--- Start ---

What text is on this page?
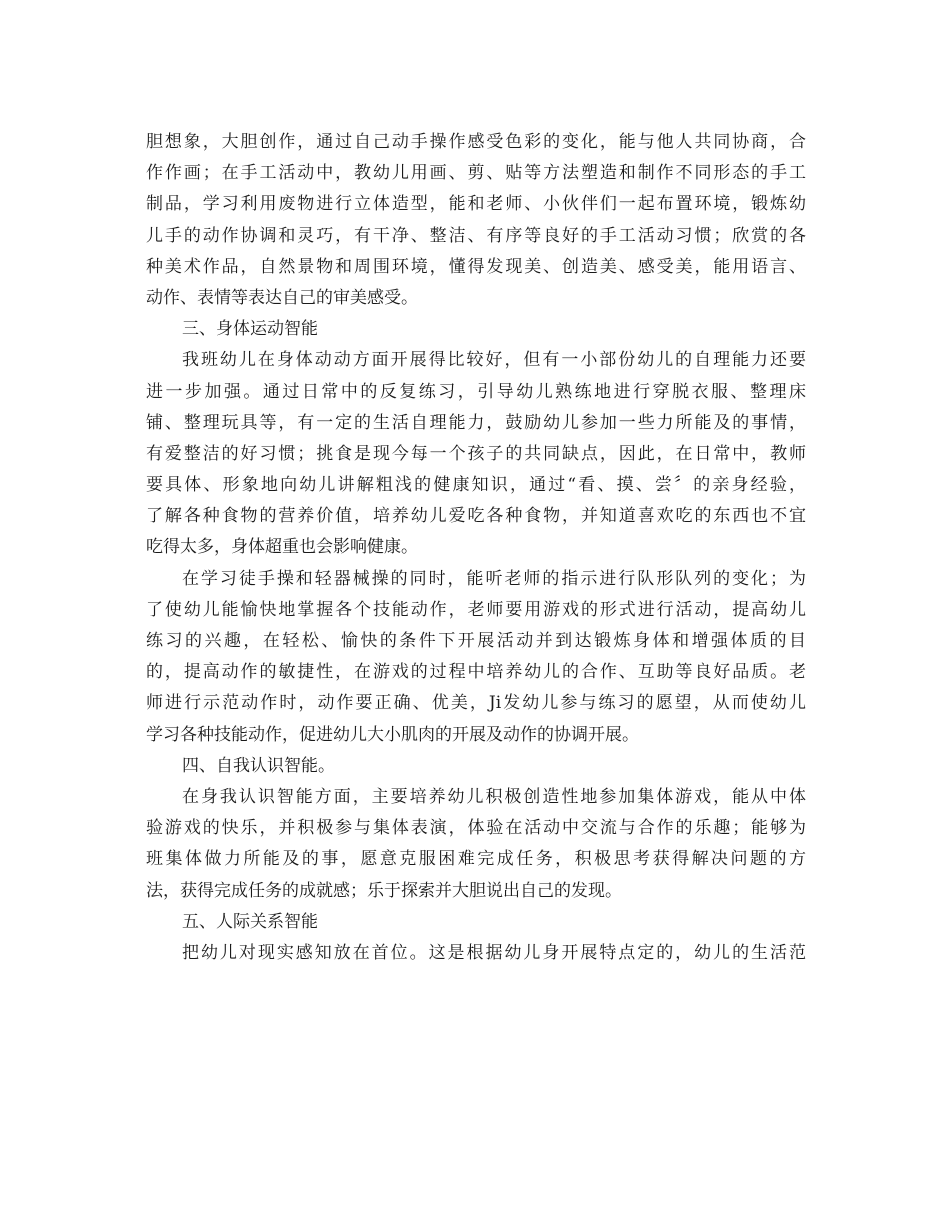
胆想象，大胆创作，通过自己动手操作感受色彩的变化，能与他人共同协商，合
作作画；在手工活动中，教幼儿用画、剪、贴等方法塑造和制作不同形态的手工
制品，学习利用废物进行立体造型，能和老师、小伙伴们一起布置环境，锻炼幼
儿手的动作协调和灵巧，有干净、整洁、有序等良好的手工活动习惯；欣赏的各
种美术作品，自然景物和周围环境，懂得发现美、创造美、感受美，能用语言、
动作、表情等表达自己的审美感受。
三、身体运动智能
我班幼儿在身体动动方面开展得比较好，但有一小部份幼儿的自理能力还要
进一步加强。通过日常中的反复练习，引导幼儿熟练地进行穿脱衣服、整理床
铺、整理玩具等，有一定的生活自理能力，鼓励幼儿参加一些力所能及的事情，
有爱整洁的好习惯；挑食是现今每一个孩子的共同缺点，因此，在日常中，教师
要具体、形象地向幼儿讲解粗浅的健康知识，通过“看、摸、尝〞的亲身经验，
了解各种食物的营养价值，培养幼儿爱吃各种食物，并知道喜欢吃的东西也不宜
吃得太多，身体超重也会影响健康。
在学习徒手操和轻器械操的同时，能听老师的指示进行队形队列的变化；为
了使幼儿能愉快地掌握各个技能动作，老师要用游戏的形式进行活动，提高幼儿
练习的兴趣，在轻松、愉快的条件下开展活动并到达锻炼身体和增强体质的目
的，提高动作的敏捷性，在游戏的过程中培养幼儿的合作、互助等良好品质。老
师进行示范动作时，动作要正确、优美，Ji发幼儿参与练习的愿望，从而使幼儿
学习各种技能动作，促进幼儿大小肌肉的开展及动作的协调开展。
四、自我认识智能。
在身我认识智能方面，主要培养幼儿积极创造性地参加集体游戏，能从中体
验游戏的快乐，并积极参与集体表演，体验在活动中交流与合作的乐趣；能够为
班集体做力所能及的事，愿意克服困难完成任务，积极思考获得解决问题的方
法，获得完成任务的成就感；乐于探索并大胆说出自己的发现。
五、人际关系智能
把幼儿对现实感知放在首位。这是根据幼儿身开展特点定的，幼儿的生活范
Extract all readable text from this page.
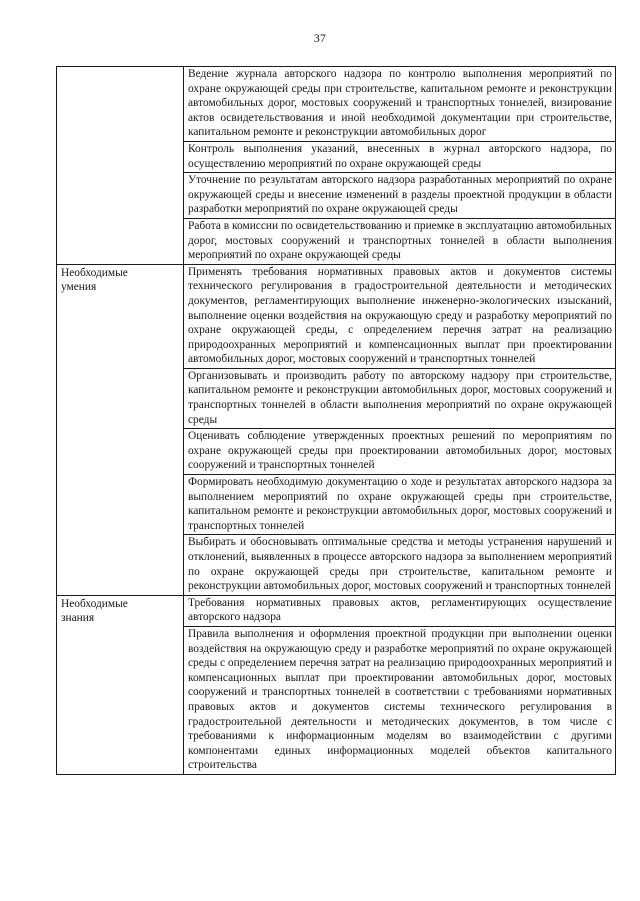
37
	Ведение журнала авторского надзора по контролю выполнения мероприятий по охране окружающей среды при строительстве, капитальном ремонте и реконструкции автомобильных дорог, мостовых сооружений и транспортных тоннелей, визирование актов освидетельствования и иной необходимой документации при строительстве, капитальном ремонте и реконструкции автомобильных дорог
	Контроль выполнения указаний, внесенных в журнал авторского надзора, по осуществлению мероприятий по охране окружающей среды
	Уточнение по результатам авторского надзора разработанных мероприятий по охране окружающей среды и внесение изменений в разделы проектной продукции в области разработки мероприятий по охране окружающей среды
	Работа в комиссии по освидетельствованию и приемке в эксплуатацию автомобильных дорог, мостовых сооружений и транспортных тоннелей в области выполнения мероприятий по охране окружающей среды

Необходимые
умения	Применять требования нормативных правовых актов и документов системы технического регулирования в градостроительной деятельности и методических документов, регламентирующих выполнение инженерно-экологических изысканий, выполнение оценки воздействия на окружающую среду и разработку мероприятий по охране окружающей среды, с определением перечня затрат на реализацию природоохранных мероприятий и компенсационных выплат при проектировании автомобильных дорог, мостовых сооружений и транспортных тоннелей
	Организовывать и производить работу по авторскому надзору при строительстве, капитальном ремонте и реконструкции автомобильных дорог, мостовых сооружений и транспортных тоннелей в области выполнения мероприятий по охране окружающей среды
	Оценивать соблюдение утвержденных проектных решений по мероприятиям по охране окружающей среды при проектировании автомобильных дорог, мостовых сооружений и транспортных тоннелей
	Формировать необходимую документацию о ходе и результатах авторского надзора за выполнением мероприятий по охране окружающей среды при строительстве, капитальном ремонте и реконструкции автомобильных дорог, мостовых сооружений и транспортных тоннелей
	Выбирать и обосновывать оптимальные средства и методы устранения нарушений и отклонений, выявленных в процессе авторского надзора за выполнением мероприятий по охране окружающей среды при строительстве, капитальном ремонте и реконструкции автомобильных дорог, мостовых сооружений и транспортных тоннелей

Необходимые
знания	Требования нормативных правовых актов, регламентирующих осуществление авторского надзора
	Правила выполнения и оформления проектной продукции при выполнении оценки воздействия на окружающую среду и разработке мероприятий по охране окружающей среды с определением перечня затрат на реализацию природоохранных мероприятий и компенсационных выплат при проектировании автомобильных дорог, мостовых сооружений и транспортных тоннелей в соответствии с требованиями нормативных правовых актов и документов системы технического регулирования в градостроительной деятельности и методических документов, в том числе с требованиями к информационным моделям во взаимодействии с другими компонентами единых информационных моделей объектов капитального строительства
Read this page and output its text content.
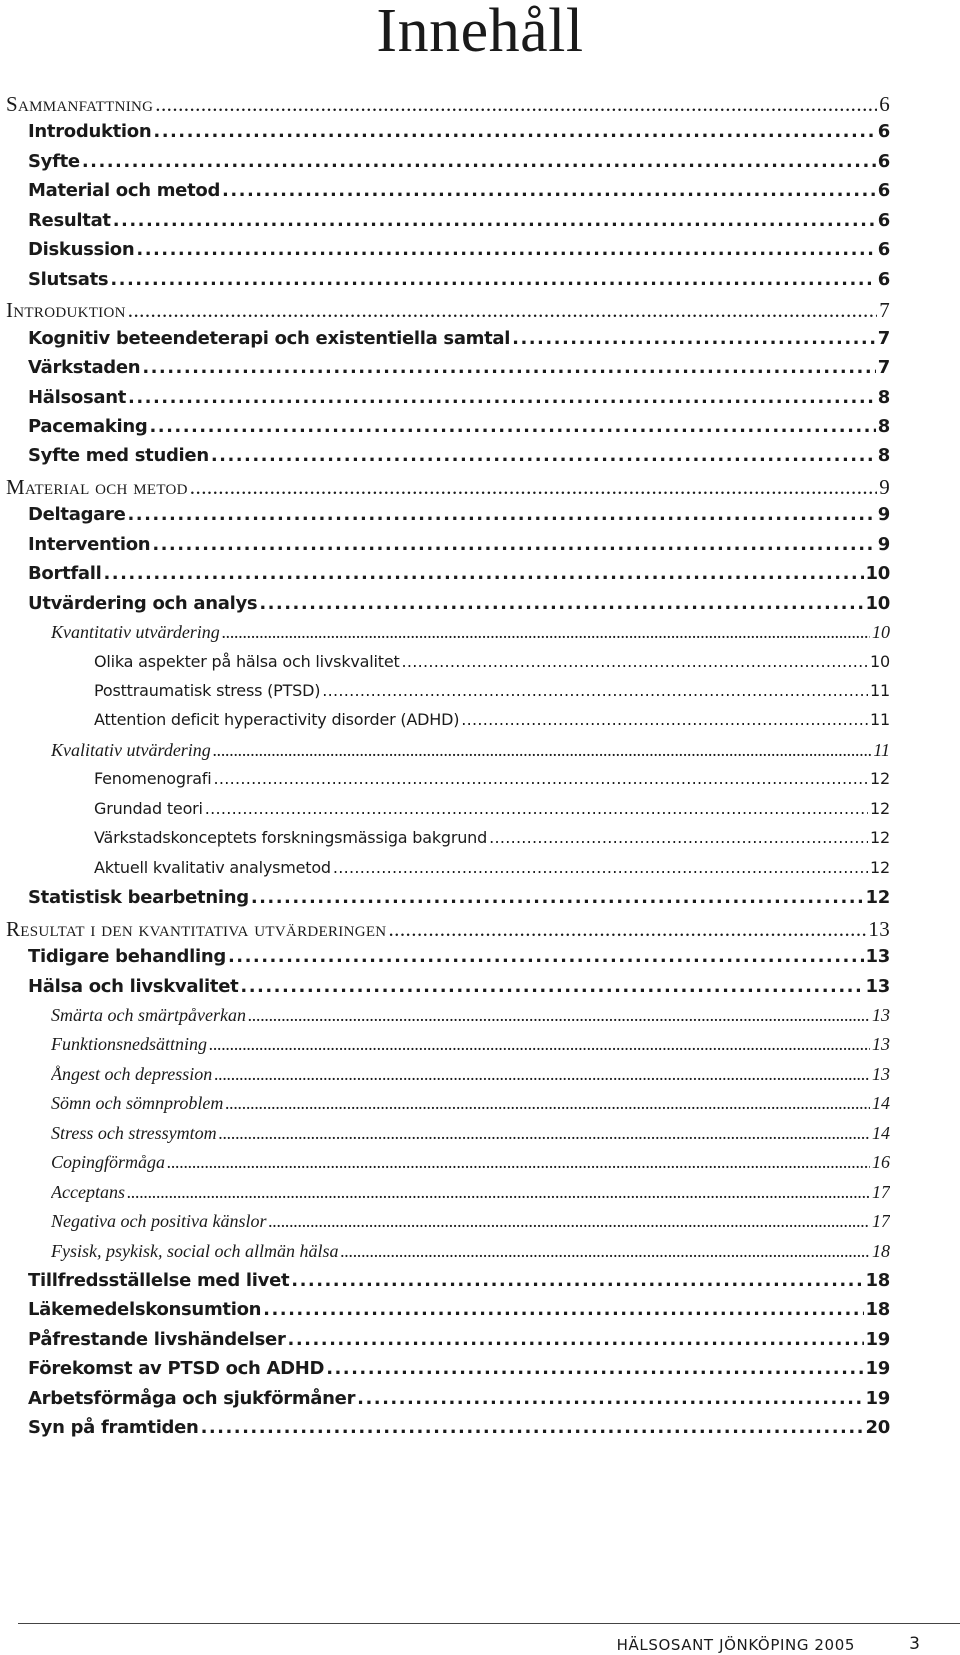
Innehåll
Sammanfattning . . .	6
Introduktion . . .	6
Syfte . . .	6
Material och metod . . .	6
Resultat . . .	6
Diskussion . . .	6
Slutsats . . .	6
Introduktion . . .	7
Kognitiv beteendeterapi och existentiella samtal . . .	7
Värkstaden . . .	7
Hälsosant . . .	8
Pacemaking . . .	8
Syfte med studien . . .	8
Material och metod . . .	9
Deltagare . . .	9
Intervention . . .	9
Bortfall . . .	10
Utvärdering och analys . . .	10
Kvantitativ utvärdering . . .	10
Olika aspekter på hälsa och livskvalitet . . .	10
Posttraumatisk stress (PTSD) . . .	11
Attention deficit hyperactivity disorder (ADHD) . . .	11
Kvalitativ utvärdering . . .	11
Fenomenografi . . .	12
Grundad teori . . .	12
Värkstadskonceptets forskningsmässiga bakgrund . . .	12
Aktuell kvalitativ analysmetod . . .	12
Statistisk bearbetning . . .	12
Resultat i den kvantitativa utvärderingen . . .	13
Tidigare behandling . . .	13
Hälsa och livskvalitet . . .	13
Smärta och smärtpåverkan . . .	13
Funktionsnedsättning . . .	13
Ångest och depression . . .	13
Sömn och sömnproblem . . .	14
Stress och stressymtom . . .	14
Copingförmåga . . .	16
Acceptans . . .	17
Negativa och positiva känslor . . .	17
Fysisk, psykisk, social och allmän hälsa . . .	18
Tillfredsställelse med livet . . .	18
Läkemedelskonsumtion . . .	18
Påfrestande livshändelser . . .	19
Förekomst av PTSD och ADHD . . .	19
Arbetsförmåga och sjukförmåner . . .	19
Syn på framtiden . . .	20
HÄLSOSANT JÖNKÖPING 2005	3
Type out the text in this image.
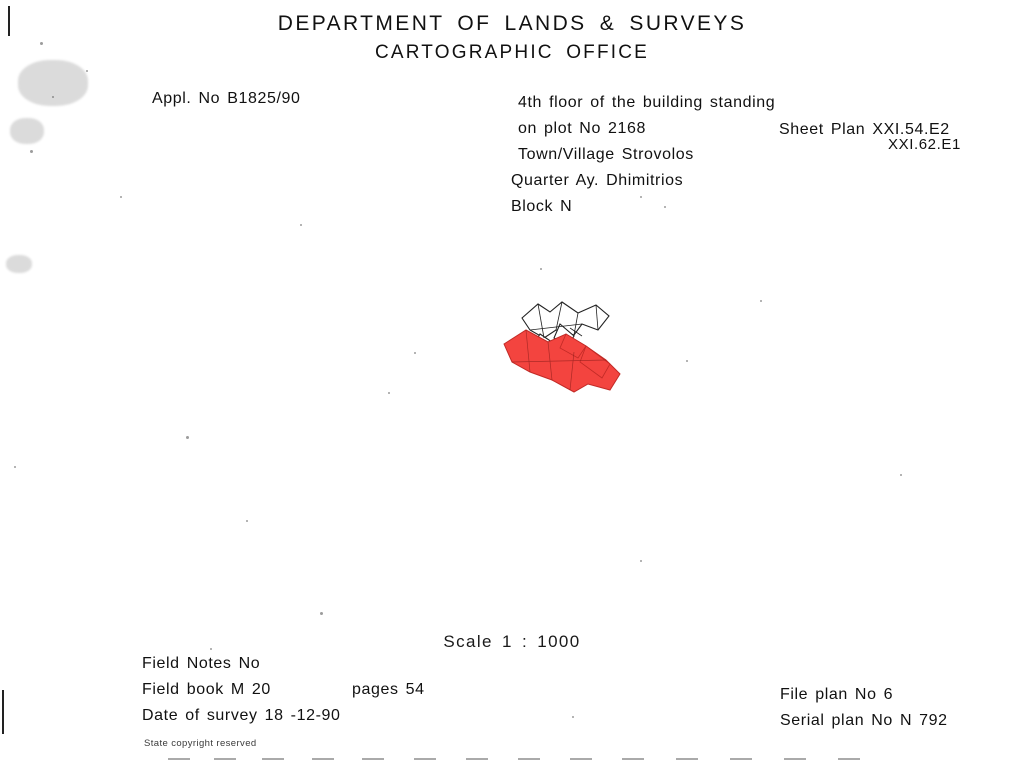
DEPARTMENT OF LANDS & SURVEYS
CARTOGRAPHIC OFFICE
Appl. No B1825/90	4th floor of the building standing
on plot No 2168
Town/Village Strovolos
Quarter Ay. Dhimitrios
Block N
Sheet Plan XXI.54.E2
XXI.62.E1
Scale 1 : 1000
Field Notes No
Field book M 20	pages 54
Date of survey 18 -12-90
File plan No 6
Serial plan No N 792
State copyright reserved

--- End ---

▸ WRITTEN TASK
Quote all of the entries word for word, omitting any pictures.

▸ COMPLETE OUTPUT
What text is on this page?
胆想象，大胆创作，通过自己动手操作感受色彩的变化，能与他人共同协商，合
作作画；在手工活动中，教幼儿用画、剪、贴等方法塑造和制作不同形态的手工
制品，学习利用废物进行立体造型，能和老师、小伙伴们一起布置环境，锻炼幼
儿手的动作协调和灵巧，有干净、整洁、有序等良好的手工活动习惯；欣赏的各
种美术作品，自然景物和周围环境，懂得发现美、创造美、感受美，能用语言、
动作、表情等表达自己的审美感受。
三、身体运动智能
我班幼儿在身体动动方面开展得比较好，但有一小部份幼儿的自理能力还要
进一步加强。通过日常中的反复练习，引导幼儿熟练地进行穿脱衣服、整理床
铺、整理玩具等，有一定的生活自理能力，鼓励幼儿参加一些力所能及的事情，
有爱整洁的好习惯；挑食是现今每一个孩子的共同缺点，因此，在日常中，教师
要具体、形象地向幼儿讲解粗浅的健康知识，通过“看、摸、尝〞的亲身经验，
了解各种食物的营养价值，培养幼儿爱吃各种食物，并知道喜欢吃的东西也不宜
吃得太多，身体超重也会影响健康。
在学习徒手操和轻器械操的同时，能听老师的指示进行队形队列的变化；为
了使幼儿能愉快地掌握各个技能动作，老师要用游戏的形式进行活动，提高幼儿
练习的兴趣，在轻松、愉快的条件下开展活动并到达锻炼身体和增强体质的目
的，提高动作的敏捷性，在游戏的过程中培养幼儿的合作、互助等良好品质。老
师进行示范动作时，动作要正确、优美，Ji发幼儿参与练习的愿望，从而使幼儿
学习各种技能动作，促进幼儿大小肌肉的开展及动作的协调开展。
四、自我认识智能。
在身我认识智能方面，主要培养幼儿积极创造性地参加集体游戏，能从中体
验游戏的快乐，并积极参与集体表演，体验在活动中交流与合作的乐趣；能够为
班集体做力所能及的事，愿意克服困难完成任务，积极思考获得解决问题的方
法，获得完成任务的成就感；乐于探索并大胆说出自己的发现。
五、人际关系智能
把幼儿对现实感知放在首位。这是根据幼儿身开展特点定的，幼儿的生活范
Extract all readable text from this page.
37
	Ведение журнала авторского надзора по контролю выполнения мероприятий по охране окружающей среды при строительстве, капитальном ремонте и реконструкции автомобильных дорог, мостовых сооружений и транспортных тоннелей, визирование актов освидетельствования и иной необходимой документации при строительстве, капитальном ремонте и реконструкции автомобильных дорог
	Контроль выполнения указаний, внесенных в журнал авторского надзора, по осуществлению мероприятий по охране окружающей среды
	Уточнение по результатам авторского надзора разработанных мероприятий по охране окружающей среды и внесение изменений в разделы проектной продукции в области разработки мероприятий по охране окружающей среды
	Работа в комиссии по освидетельствованию и приемке в эксплуатацию автомобильных дорог, мостовых сооружений и транспортных тоннелей в области выполнения мероприятий по охране окружающей среды

Необходимые
умения	Применять требования нормативных правовых актов и документов системы технического регулирования в градостроительной деятельности и методических документов, регламентирующих выполнение инженерно-экологических изысканий, выполнение оценки воздействия на окружающую среду и разработку мероприятий по охране окружающей среды, с определением перечня затрат на реализацию природоохранных мероприятий и компенсационных выплат при проектировании автомобильных дорог, мостовых сооружений и транспортных тоннелей
	Организовывать и производить работу по авторскому надзору при строительстве, капитальном ремонте и реконструкции автомобильных дорог, мостовых сооружений и транспортных тоннелей в области выполнения мероприятий по охране окружающей среды
	Оценивать соблюдение утвержденных проектных решений по мероприятиям по охране окружающей среды при проектировании автомобильных дорог, мостовых сооружений и транспортных тоннелей
	Формировать необходимую документацию о ходе и результатах авторского надзора за выполнением мероприятий по охране окружающей среды при строительстве, капитальном ремонте и реконструкции автомобильных дорог, мостовых сооружений и транспортных тоннелей
	Выбирать и обосновывать оптимальные средства и методы устранения нарушений и отклонений, выявленных в процессе авторского надзора за выполнением мероприятий по охране окружающей среды при строительстве, капитальном ремонте и реконструкции автомобильных дорог, мостовых сооружений и транспортных тоннелей

Необходимые
знания	Требования нормативных правовых актов, регламентирующих осуществление авторского надзора
	Правила выполнения и оформления проектной продукции при выполнении оценки воздействия на окружающую среду и разработке мероприятий по охране окружающей среды с определением перечня затрат на реализацию природоохранных мероприятий и компенсационных выплат при проектировании автомобильных дорог, мостовых сооружений и транспортных тоннелей в соответствии с требованиями нормативных правовых актов и документов системы технического регулирования в градостроительной деятельности и методических документов, в том числе с требованиями к информационным моделям во взаимодействии с другими компонентами единых информационных моделей объектов капитального строительства
Read this page and output its text content.
Innehåll
Sammanfattning . . .	6
Introduktion . . .	6
Syfte . . .	6
Material och metod . . .	6
Resultat . . .	6
Diskussion . . .	6
Slutsats . . .	6
Introduktion . . .	7
Kognitiv beteendeterapi och existentiella samtal . . .	7
Värkstaden . . .	7
Hälsosant . . .	8
Pacemaking . . .	8
Syfte med studien . . .	8
Material och metod . . .	9
Deltagare . . .	9
Intervention . . .	9
Bortfall . . .	10
Utvärdering och analys . . .	10
Kvantitativ utvärdering . . .	10
Olika aspekter på hälsa och livskvalitet . . .	10
Posttraumatisk stress (PTSD) . . .	11
Attention deficit hyperactivity disorder (ADHD) . . .	11
Kvalitativ utvärdering . . .	11
Fenomenografi . . .	12
Grundad teori . . .	12
Värkstadskonceptets forskningsmässiga bakgrund . . .	12
Aktuell kvalitativ analysmetod . . .	12
Statistisk bearbetning . . .	12
Resultat i den kvantitativa utvärderingen . . .	13
Tidigare behandling . . .	13
Hälsa och livskvalitet . . .	13
Smärta och smärtpåverkan . . .	13
Funktionsnedsättning . . .	13
Ångest och depression . . .	13
Sömn och sömnproblem . . .	14
Stress och stressymtom . . .	14
Copingförmåga . . .	16
Acceptans . . .	17
Negativa och positiva känslor . . .	17
Fysisk, psykisk, social och allmän hälsa . . .	18
Tillfredsställelse med livet . . .	18
Läkemedelskonsumtion . . .	18
Påfrestande livshändelser . . .	19
Förekomst av PTSD och ADHD . . .	19
Arbetsförmåga och sjukförmåner . . .	19
Syn på framtiden . . .	20
HÄLSOSANT JÖNKÖPING 2005	3
Type out the text in this image.
DEPARTMENT OF LANDS & SURVEYS
CARTOGRAPHIC OFFICE
Appl. No B1825/90	4th floor of the building standing
on plot No 2168
Town/Village Strovolos
Quarter Ay. Dhimitrios
Block N
Sheet Plan XXI.54.E2
XXI.62.E1
Scale 1 : 1000
Field Notes No
Field book M 20	pages 54
Date of survey 18 -12-90
File plan No 6
Serial plan No N 792
State copyright reserved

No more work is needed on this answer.